[Source records]
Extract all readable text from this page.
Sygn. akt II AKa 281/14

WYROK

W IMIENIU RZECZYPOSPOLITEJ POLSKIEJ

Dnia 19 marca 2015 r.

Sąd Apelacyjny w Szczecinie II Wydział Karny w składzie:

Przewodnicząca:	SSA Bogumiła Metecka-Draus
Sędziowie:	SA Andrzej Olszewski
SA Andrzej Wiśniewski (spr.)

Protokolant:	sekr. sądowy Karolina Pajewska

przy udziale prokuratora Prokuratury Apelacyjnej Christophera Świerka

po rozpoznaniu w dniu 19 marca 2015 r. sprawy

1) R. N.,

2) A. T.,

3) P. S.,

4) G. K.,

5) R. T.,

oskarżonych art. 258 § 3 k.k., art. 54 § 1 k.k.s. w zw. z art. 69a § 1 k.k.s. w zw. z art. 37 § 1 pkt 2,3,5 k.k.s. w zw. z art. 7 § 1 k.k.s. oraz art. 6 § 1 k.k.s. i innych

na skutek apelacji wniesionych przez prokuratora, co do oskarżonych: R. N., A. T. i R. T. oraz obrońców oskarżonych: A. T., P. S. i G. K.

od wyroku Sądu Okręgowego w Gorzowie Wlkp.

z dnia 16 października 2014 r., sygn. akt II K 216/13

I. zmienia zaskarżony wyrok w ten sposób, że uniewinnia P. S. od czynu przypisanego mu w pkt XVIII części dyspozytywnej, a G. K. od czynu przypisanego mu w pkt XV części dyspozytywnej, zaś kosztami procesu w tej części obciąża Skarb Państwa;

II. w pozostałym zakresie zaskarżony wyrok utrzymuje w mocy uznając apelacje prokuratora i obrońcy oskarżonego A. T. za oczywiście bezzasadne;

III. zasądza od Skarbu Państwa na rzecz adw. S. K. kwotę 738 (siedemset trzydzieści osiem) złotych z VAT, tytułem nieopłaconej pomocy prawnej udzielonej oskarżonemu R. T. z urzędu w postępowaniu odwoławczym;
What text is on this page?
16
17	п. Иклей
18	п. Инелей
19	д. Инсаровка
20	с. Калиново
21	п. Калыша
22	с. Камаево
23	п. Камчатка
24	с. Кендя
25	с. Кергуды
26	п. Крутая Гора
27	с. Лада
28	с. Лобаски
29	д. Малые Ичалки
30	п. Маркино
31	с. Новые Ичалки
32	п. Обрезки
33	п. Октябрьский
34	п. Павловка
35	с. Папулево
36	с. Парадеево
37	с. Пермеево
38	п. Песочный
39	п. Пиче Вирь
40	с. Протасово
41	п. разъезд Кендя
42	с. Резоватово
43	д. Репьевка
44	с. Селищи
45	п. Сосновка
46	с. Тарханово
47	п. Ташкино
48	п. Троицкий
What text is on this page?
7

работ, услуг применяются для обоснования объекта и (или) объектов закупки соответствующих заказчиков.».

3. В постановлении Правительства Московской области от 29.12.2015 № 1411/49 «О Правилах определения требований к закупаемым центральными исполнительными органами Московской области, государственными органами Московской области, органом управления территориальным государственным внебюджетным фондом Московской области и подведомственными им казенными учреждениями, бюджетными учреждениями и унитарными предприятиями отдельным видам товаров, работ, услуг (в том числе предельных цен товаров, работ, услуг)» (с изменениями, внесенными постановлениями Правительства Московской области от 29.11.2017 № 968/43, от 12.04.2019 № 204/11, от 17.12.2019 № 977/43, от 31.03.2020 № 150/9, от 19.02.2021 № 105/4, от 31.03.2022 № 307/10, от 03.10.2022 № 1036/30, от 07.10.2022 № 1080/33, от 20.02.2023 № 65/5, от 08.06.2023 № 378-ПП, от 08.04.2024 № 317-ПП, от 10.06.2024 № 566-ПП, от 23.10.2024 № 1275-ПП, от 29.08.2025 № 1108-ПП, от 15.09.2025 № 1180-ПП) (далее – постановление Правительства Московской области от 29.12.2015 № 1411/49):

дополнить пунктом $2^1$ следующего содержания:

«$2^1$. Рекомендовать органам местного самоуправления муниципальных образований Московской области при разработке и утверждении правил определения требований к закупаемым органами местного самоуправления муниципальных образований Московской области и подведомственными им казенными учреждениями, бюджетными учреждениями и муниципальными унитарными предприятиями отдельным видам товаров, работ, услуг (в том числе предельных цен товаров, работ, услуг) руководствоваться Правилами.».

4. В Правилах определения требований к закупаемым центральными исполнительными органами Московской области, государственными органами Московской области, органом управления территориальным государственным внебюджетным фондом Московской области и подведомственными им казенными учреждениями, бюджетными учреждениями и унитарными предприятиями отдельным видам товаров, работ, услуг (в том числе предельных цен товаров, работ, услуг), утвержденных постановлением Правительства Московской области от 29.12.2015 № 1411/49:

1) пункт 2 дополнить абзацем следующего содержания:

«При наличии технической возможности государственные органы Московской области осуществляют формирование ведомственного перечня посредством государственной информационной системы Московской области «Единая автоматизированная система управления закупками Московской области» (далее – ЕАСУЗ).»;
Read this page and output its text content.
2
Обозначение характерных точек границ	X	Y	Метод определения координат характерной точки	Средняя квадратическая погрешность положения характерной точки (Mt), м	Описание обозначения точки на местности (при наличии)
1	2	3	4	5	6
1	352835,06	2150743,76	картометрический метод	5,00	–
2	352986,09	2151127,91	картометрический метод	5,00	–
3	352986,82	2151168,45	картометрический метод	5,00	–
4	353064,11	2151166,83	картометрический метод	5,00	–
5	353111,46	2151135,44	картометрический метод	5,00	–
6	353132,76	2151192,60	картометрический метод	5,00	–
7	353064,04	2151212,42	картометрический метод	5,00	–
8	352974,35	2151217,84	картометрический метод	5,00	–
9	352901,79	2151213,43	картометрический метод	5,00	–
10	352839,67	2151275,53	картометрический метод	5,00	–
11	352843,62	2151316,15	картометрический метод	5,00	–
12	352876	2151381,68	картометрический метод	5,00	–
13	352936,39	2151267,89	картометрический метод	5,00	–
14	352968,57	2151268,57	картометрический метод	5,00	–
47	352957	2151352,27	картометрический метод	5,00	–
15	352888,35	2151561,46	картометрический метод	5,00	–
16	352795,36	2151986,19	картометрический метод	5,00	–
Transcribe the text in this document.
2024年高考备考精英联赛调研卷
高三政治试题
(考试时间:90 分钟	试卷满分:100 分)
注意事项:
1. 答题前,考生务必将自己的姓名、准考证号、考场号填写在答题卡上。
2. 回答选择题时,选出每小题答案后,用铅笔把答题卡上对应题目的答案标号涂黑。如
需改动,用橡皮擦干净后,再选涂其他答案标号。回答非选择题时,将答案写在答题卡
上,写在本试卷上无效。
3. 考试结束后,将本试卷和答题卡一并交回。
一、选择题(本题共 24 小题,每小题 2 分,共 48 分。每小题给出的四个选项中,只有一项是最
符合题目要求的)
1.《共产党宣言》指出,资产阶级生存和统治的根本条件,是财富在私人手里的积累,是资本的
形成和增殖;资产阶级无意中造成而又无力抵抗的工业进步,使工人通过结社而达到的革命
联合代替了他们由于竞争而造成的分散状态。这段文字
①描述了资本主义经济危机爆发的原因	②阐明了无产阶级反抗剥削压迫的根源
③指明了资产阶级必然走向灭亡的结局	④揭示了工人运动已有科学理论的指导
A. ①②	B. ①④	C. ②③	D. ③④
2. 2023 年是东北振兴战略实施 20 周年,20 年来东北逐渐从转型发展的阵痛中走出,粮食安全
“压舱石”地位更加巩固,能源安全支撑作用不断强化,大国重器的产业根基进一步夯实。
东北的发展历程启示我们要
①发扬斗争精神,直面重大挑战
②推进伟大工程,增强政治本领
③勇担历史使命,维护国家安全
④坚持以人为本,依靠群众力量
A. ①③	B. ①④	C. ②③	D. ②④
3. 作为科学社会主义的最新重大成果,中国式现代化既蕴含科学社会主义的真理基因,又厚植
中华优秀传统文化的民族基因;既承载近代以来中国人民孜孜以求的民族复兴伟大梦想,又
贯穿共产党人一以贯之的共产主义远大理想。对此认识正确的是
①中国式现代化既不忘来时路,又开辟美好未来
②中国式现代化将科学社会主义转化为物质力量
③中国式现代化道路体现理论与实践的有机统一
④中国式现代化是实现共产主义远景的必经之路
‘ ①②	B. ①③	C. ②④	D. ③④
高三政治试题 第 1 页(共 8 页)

→ TASK TO COMPLETE: In the listing above, locate each line with "Państwa" and copy it.

→ FINAL RESULT:
I. zmienia zaskarżony wyrok w ten sposób, że uniewinnia P. S. od czynu przypisanego mu w pkt XVIII części dyspozytywnej, a G. K. od czynu przypisanego mu w pkt XV części dyspozytywnej, zaś kosztami procesu w tej części obciąża Skarb Państwa;
III. zasądza od Skarbu Państwa na rzecz adw. S. K. kwotę 738 (siedemset trzydzieści osiem) złotych z VAT, tytułem nieopłaconej pomocy prawnej udzielonej oskarżonemu R. T. z urzędu w postępowaniu odwoławczym;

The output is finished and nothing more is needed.